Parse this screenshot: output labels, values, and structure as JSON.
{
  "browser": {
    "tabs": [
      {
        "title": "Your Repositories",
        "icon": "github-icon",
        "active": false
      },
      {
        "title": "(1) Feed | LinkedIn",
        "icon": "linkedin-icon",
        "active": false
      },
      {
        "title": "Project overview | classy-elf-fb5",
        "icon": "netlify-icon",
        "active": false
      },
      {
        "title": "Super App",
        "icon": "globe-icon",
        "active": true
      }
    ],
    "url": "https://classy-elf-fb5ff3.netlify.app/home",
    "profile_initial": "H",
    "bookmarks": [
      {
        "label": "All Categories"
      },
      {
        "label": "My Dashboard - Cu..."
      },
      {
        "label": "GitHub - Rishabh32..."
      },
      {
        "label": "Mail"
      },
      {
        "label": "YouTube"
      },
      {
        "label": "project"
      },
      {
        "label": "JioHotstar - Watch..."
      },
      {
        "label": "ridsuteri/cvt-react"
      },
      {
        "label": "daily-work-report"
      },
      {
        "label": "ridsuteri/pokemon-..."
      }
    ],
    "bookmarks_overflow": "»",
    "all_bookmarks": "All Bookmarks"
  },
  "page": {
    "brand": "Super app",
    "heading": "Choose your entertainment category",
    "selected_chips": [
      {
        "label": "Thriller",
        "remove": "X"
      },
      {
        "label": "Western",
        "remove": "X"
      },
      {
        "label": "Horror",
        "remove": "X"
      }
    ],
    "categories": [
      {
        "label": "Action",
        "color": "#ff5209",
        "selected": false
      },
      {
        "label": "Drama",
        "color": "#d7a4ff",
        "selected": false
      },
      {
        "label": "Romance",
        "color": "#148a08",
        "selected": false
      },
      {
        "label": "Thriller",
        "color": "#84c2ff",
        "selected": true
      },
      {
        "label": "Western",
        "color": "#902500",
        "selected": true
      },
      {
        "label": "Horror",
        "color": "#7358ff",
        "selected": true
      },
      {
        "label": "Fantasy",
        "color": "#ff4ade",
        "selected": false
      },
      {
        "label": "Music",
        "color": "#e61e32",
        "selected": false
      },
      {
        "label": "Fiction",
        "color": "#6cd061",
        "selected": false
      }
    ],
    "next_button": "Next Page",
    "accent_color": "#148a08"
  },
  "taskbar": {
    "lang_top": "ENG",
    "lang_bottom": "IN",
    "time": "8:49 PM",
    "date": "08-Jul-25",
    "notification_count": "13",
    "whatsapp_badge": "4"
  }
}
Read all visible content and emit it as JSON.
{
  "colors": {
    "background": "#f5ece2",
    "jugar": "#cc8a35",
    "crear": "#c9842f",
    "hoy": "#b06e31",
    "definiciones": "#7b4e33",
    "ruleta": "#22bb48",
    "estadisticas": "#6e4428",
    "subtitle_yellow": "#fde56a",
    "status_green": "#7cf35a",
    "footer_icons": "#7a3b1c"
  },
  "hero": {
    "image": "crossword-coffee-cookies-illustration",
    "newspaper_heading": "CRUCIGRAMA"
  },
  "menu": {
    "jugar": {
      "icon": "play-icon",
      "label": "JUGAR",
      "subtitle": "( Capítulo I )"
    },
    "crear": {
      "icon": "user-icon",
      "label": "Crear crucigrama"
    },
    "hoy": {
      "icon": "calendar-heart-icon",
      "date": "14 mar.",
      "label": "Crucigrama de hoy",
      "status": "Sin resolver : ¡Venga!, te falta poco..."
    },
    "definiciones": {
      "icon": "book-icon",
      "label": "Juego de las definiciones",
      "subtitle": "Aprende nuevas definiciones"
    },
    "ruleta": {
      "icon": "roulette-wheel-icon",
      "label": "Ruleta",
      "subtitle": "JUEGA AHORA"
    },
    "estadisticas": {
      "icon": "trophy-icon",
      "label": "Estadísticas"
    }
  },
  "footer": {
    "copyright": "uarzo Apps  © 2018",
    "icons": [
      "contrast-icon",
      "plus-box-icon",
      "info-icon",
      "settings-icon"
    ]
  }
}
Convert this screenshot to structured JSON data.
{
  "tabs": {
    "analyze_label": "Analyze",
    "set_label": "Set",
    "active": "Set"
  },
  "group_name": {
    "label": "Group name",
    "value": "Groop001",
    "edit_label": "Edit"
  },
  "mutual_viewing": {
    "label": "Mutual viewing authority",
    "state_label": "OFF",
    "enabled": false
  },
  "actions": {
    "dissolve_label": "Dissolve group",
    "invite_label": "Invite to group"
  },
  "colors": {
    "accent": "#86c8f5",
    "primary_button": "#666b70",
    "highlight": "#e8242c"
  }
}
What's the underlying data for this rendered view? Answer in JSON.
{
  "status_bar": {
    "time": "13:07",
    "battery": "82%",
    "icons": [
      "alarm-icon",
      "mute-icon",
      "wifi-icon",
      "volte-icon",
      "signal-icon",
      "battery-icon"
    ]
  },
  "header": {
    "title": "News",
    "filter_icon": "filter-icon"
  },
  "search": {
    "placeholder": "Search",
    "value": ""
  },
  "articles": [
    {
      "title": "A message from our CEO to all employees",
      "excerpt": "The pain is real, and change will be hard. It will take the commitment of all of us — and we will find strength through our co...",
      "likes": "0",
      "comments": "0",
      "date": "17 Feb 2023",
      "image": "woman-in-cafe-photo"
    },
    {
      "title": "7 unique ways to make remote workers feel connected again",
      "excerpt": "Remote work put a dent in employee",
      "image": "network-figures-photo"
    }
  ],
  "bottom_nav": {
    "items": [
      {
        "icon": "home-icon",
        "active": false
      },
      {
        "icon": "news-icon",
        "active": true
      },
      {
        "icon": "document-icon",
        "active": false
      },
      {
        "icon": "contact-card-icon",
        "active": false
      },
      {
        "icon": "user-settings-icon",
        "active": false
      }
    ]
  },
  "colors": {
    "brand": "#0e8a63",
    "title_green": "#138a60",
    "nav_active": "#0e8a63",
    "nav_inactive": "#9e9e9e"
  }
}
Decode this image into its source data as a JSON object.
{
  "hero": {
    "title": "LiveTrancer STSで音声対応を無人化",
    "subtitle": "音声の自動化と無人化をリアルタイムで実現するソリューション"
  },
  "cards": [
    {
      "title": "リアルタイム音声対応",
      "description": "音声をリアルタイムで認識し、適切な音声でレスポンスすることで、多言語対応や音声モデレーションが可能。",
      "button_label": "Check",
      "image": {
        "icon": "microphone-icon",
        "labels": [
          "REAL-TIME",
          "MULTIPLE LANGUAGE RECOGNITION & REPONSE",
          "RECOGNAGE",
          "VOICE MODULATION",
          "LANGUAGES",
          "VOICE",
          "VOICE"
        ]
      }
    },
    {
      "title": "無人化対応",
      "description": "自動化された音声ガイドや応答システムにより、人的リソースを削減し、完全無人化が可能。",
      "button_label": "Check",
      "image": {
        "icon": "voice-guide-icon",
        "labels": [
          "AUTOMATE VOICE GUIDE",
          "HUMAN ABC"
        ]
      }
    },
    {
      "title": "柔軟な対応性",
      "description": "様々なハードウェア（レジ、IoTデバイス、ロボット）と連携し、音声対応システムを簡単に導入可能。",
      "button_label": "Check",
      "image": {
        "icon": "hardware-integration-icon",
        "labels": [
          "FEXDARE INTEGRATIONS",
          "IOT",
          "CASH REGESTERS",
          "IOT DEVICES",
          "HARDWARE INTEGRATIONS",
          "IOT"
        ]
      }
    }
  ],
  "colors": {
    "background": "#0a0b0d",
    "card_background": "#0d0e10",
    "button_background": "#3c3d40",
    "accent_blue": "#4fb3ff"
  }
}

----------

- TO DO -
Show all lines above holding "data".

- ANSWER TO THIS PROBLEM -
Convert this screenshot to structured JSON data.
What's the underlying data for this rendered view? Answer in JSON.
Decode this image into its source data as a JSON object.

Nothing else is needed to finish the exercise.